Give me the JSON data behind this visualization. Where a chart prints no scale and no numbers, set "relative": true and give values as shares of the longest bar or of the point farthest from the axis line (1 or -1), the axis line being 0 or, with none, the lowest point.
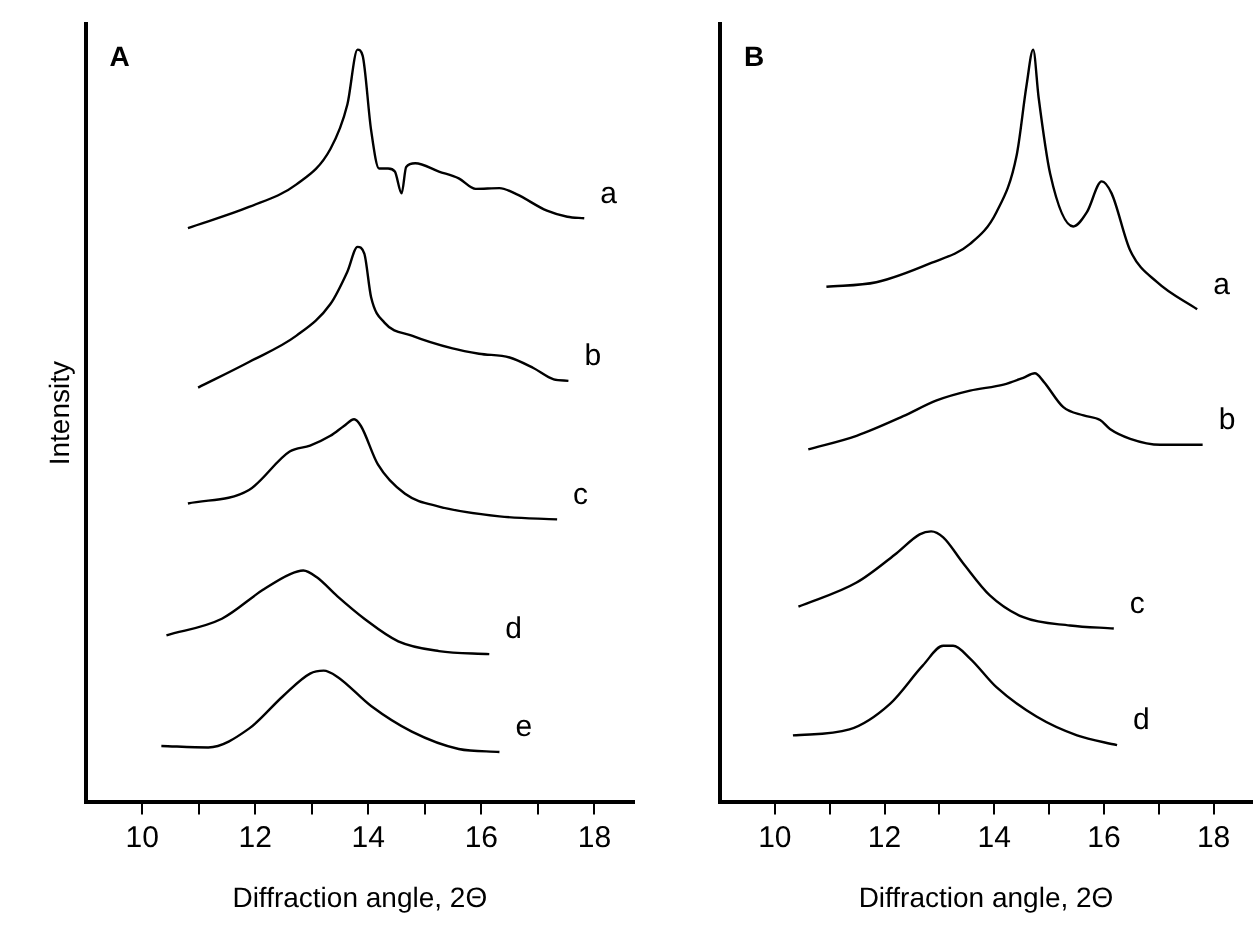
{
  "chart_data": [
    {
      "type": "line",
      "title": "A",
      "xlabel": "Diffraction angle, 2Θ",
      "ylabel": "Intensity",
      "relative": true,
      "grid": false,
      "marker": "none",
      "line_style": "solid",
      "xlim": [
        9,
        18.7
      ],
      "xticks": [
        10,
        {
          "value": 11,
          "label": null
        },
        12,
        {
          "value": 13,
          "label": null
        },
        14,
        {
          "value": 15,
          "label": null
        },
        16,
        {
          "value": 17,
          "label": null
        },
        18
      ],
      "series": [
        {
          "name": "a",
          "color": "#000000",
          "x": [
            10.81,
            11.89,
            12.73,
            13.33,
            13.63,
            13.81,
            13.9,
            14.05,
            14.19,
            14.35,
            14.47,
            14.59,
            14.67,
            14.83,
            15.25,
            15.6,
            15.9,
            16.32,
            16.62,
            17.16,
            17.52,
            17.82
          ],
          "values": [
            0.763,
            0.791,
            0.821,
            0.868,
            0.927,
            1.0,
            0.992,
            0.893,
            0.842,
            0.842,
            0.838,
            0.809,
            0.844,
            0.849,
            0.838,
            0.829,
            0.815,
            0.816,
            0.808,
            0.786,
            0.778,
            0.776
          ]
        },
        {
          "name": "b",
          "color": "#000000",
          "x": [
            10.99,
            11.89,
            12.73,
            13.33,
            13.63,
            13.81,
            13.93,
            14.05,
            14.29,
            14.77,
            15.49,
            15.96,
            16.5,
            16.92,
            17.28,
            17.54
          ],
          "values": [
            0.551,
            0.585,
            0.62,
            0.662,
            0.705,
            0.738,
            0.729,
            0.671,
            0.637,
            0.62,
            0.603,
            0.596,
            0.591,
            0.577,
            0.562,
            0.56
          ]
        },
        {
          "name": "c",
          "color": "#000000",
          "x": [
            10.81,
            11.89,
            12.61,
            12.97,
            13.33,
            13.57,
            13.75,
            13.87,
            14.17,
            14.65,
            15.25,
            16.32,
            17.34
          ],
          "values": [
            0.397,
            0.415,
            0.466,
            0.474,
            0.487,
            0.5,
            0.509,
            0.5,
            0.449,
            0.41,
            0.393,
            0.38,
            0.376
          ]
        },
        {
          "name": "d",
          "color": "#000000",
          "x": [
            10.43,
            11.41,
            12.13,
            12.61,
            12.85,
            13.09,
            13.45,
            13.93,
            14.53,
            15.25,
            16.14
          ],
          "values": [
            0.222,
            0.244,
            0.282,
            0.303,
            0.308,
            0.299,
            0.274,
            0.244,
            0.214,
            0.201,
            0.197
          ]
        },
        {
          "name": "e",
          "color": "#000000",
          "x": [
            10.34,
            11.17,
            11.89,
            12.49,
            12.97,
            13.21,
            13.45,
            14.05,
            14.77,
            15.6,
            16.32
          ],
          "values": [
            0.075,
            0.073,
            0.098,
            0.141,
            0.171,
            0.175,
            0.167,
            0.128,
            0.094,
            0.071,
            0.067
          ]
        }
      ]
    },
    {
      "type": "line",
      "title": "B",
      "xlabel": "Diffraction angle, 2Θ",
      "relative": true,
      "grid": false,
      "marker": "none",
      "line_style": "solid",
      "xlim": [
        9,
        18.7
      ],
      "xticks": [
        10,
        {
          "value": 11,
          "label": null
        },
        12,
        {
          "value": 13,
          "label": null
        },
        14,
        {
          "value": 15,
          "label": null
        },
        16,
        {
          "value": 17,
          "label": null
        },
        18
      ],
      "series": [
        {
          "name": "a",
          "color": "#000000",
          "x": [
            10.94,
            11.85,
            12.83,
            13.56,
            14.04,
            14.41,
            14.59,
            14.71,
            14.81,
            15.02,
            15.44,
            15.69,
            15.96,
            16.14,
            16.48,
            16.97,
            17.7
          ],
          "values": [
            0.685,
            0.691,
            0.716,
            0.742,
            0.784,
            0.86,
            0.953,
            1.0,
            0.936,
            0.835,
            0.765,
            0.784,
            0.825,
            0.809,
            0.733,
            0.691,
            0.655
          ]
        },
        {
          "name": "b",
          "color": "#000000",
          "x": [
            10.61,
            11.49,
            12.34,
            12.95,
            13.56,
            14.17,
            14.53,
            14.74,
            14.9,
            15.26,
            15.63,
            15.93,
            16.11,
            16.48,
            17.03,
            17.8
          ],
          "values": [
            0.469,
            0.487,
            0.513,
            0.534,
            0.547,
            0.555,
            0.564,
            0.57,
            0.559,
            0.525,
            0.514,
            0.508,
            0.496,
            0.483,
            0.475,
            0.475
          ]
        },
        {
          "name": "c",
          "color": "#000000",
          "x": [
            10.43,
            11.49,
            12.22,
            12.64,
            12.85,
            13.07,
            13.43,
            13.92,
            14.53,
            15.38,
            16.18
          ],
          "values": [
            0.26,
            0.292,
            0.331,
            0.356,
            0.36,
            0.352,
            0.318,
            0.275,
            0.246,
            0.235,
            0.231
          ]
        },
        {
          "name": "d",
          "color": "#000000",
          "x": [
            10.33,
            11.36,
            12.1,
            12.7,
            13.07,
            13.25,
            13.56,
            14.04,
            14.77,
            15.51,
            16.24
          ],
          "values": [
            0.089,
            0.097,
            0.131,
            0.182,
            0.208,
            0.208,
            0.191,
            0.153,
            0.114,
            0.089,
            0.076
          ]
        }
      ]
    }
  ]
}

WORK TO BE COMPLETED: Exactly reproduce each record, leaving out any pictures.

RESULT FOR THIS EXERCISE:
Give me the JSON data behind this visualization. Where a chart prints no scale and no numbers, set "relative": true and give values as shares of the longest bar or of the point farthest from the axis line (1 or -1), the axis line being 0 or, with none, the lowest point.
{
  "chart_data": [
    {
      "type": "line",
      "title": "A",
      "xlabel": "Diffraction angle, 2Θ",
      "ylabel": "Intensity",
      "relative": true,
      "grid": false,
      "marker": "none",
      "line_style": "solid",
      "xlim": [
        9,
        18.7
      ],
      "xticks": [
        10,
        {
          "value": 11,
          "label": null
        },
        12,
        {
          "value": 13,
          "label": null
        },
        14,
        {
          "value": 15,
          "label": null
        },
        16,
        {
          "value": 17,
          "label": null
        },
        18
      ],
      "series": [
        {
          "name": "a",
          "color": "#000000",
          "x": [
            10.81,
            11.89,
            12.73,
            13.33,
            13.63,
            13.81,
            13.9,
            14.05,
            14.19,
            14.35,
            14.47,
            14.59,
            14.67,
            14.83,
            15.25,
            15.6,
            15.9,
            16.32,
            16.62,
            17.16,
            17.52,
            17.82
          ],
          "values": [
            0.763,
            0.791,
            0.821,
            0.868,
            0.927,
            1.0,
            0.992,
            0.893,
            0.842,
            0.842,
            0.838,
            0.809,
            0.844,
            0.849,
            0.838,
            0.829,
            0.815,
            0.816,
            0.808,
            0.786,
            0.778,
            0.776
          ]
        },
        {
          "name": "b",
          "color": "#000000",
          "x": [
            10.99,
            11.89,
            12.73,
            13.33,
            13.63,
            13.81,
            13.93,
            14.05,
            14.29,
            14.77,
            15.49,
            15.96,
            16.5,
            16.92,
            17.28,
            17.54
          ],
          "values": [
            0.551,
            0.585,
            0.62,
            0.662,
            0.705,
            0.738,
            0.729,
            0.671,
            0.637,
            0.62,
            0.603,
            0.596,
            0.591,
            0.577,
            0.562,
            0.56
          ]
        },
        {
          "name": "c",
          "color": "#000000",
          "x": [
            10.81,
            11.89,
            12.61,
            12.97,
            13.33,
            13.57,
            13.75,
            13.87,
            14.17,
            14.65,
            15.25,
            16.32,
            17.34
          ],
          "values": [
            0.397,
            0.415,
            0.466,
            0.474,
            0.487,
            0.5,
            0.509,
            0.5,
            0.449,
            0.41,
            0.393,
            0.38,
            0.376
          ]
        },
        {
          "name": "d",
          "color": "#000000",
          "x": [
            10.43,
            11.41,
            12.13,
            12.61,
            12.85,
            13.09,
            13.45,
            13.93,
            14.53,
            15.25,
            16.14
          ],
          "values": [
            0.222,
            0.244,
            0.282,
            0.303,
            0.308,
            0.299,
            0.274,
            0.244,
            0.214,
            0.201,
            0.197
          ]
        },
        {
          "name": "e",
          "color": "#000000",
          "x": [
            10.34,
            11.17,
            11.89,
            12.49,
            12.97,
            13.21,
            13.45,
            14.05,
            14.77,
            15.6,
            16.32
          ],
          "values": [
            0.075,
            0.073,
            0.098,
            0.141,
            0.171,
            0.175,
            0.167,
            0.128,
            0.094,
            0.071,
            0.067
          ]
        }
      ]
    },
    {
      "type": "line",
      "title": "B",
      "xlabel": "Diffraction angle, 2Θ",
      "relative": true,
      "grid": false,
      "marker": "none",
      "line_style": "solid",
      "xlim": [
        9,
        18.7
      ],
      "xticks": [
        10,
        {
          "value": 11,
          "label": null
        },
        12,
        {
          "value": 13,
          "label": null
        },
        14,
        {
          "value": 15,
          "label": null
        },
        16,
        {
          "value": 17,
          "label": null
        },
        18
      ],
      "series": [
        {
          "name": "a",
          "color": "#000000",
          "x": [
            10.94,
            11.85,
            12.83,
            13.56,
            14.04,
            14.41,
            14.59,
            14.71,
            14.81,
            15.02,
            15.44,
            15.69,
            15.96,
            16.14,
            16.48,
            16.97,
            17.7
          ],
          "values": [
            0.685,
            0.691,
            0.716,
            0.742,
            0.784,
            0.86,
            0.953,
            1.0,
            0.936,
            0.835,
            0.765,
            0.784,
            0.825,
            0.809,
            0.733,
            0.691,
            0.655
          ]
        },
        {
          "name": "b",
          "color": "#000000",
          "x": [
            10.61,
            11.49,
            12.34,
            12.95,
            13.56,
            14.17,
            14.53,
            14.74,
            14.9,
            15.26,
            15.63,
            15.93,
            16.11,
            16.48,
            17.03,
            17.8
          ],
          "values": [
            0.469,
            0.487,
            0.513,
            0.534,
            0.547,
            0.555,
            0.564,
            0.57,
            0.559,
            0.525,
            0.514,
            0.508,
            0.496,
            0.483,
            0.475,
            0.475
          ]
        },
        {
          "name": "c",
          "color": "#000000",
          "x": [
            10.43,
            11.49,
            12.22,
            12.64,
            12.85,
            13.07,
            13.43,
            13.92,
            14.53,
            15.38,
            16.18
          ],
          "values": [
            0.26,
            0.292,
            0.331,
            0.356,
            0.36,
            0.352,
            0.318,
            0.275,
            0.246,
            0.235,
            0.231
          ]
        },
        {
          "name": "d",
          "color": "#000000",
          "x": [
            10.33,
            11.36,
            12.1,
            12.7,
            13.07,
            13.25,
            13.56,
            14.04,
            14.77,
            15.51,
            16.24
          ],
          "values": [
            0.089,
            0.097,
            0.131,
            0.182,
            0.208,
            0.208,
            0.191,
            0.153,
            0.114,
            0.089,
            0.076
          ]
        }
      ]
    }
  ]
}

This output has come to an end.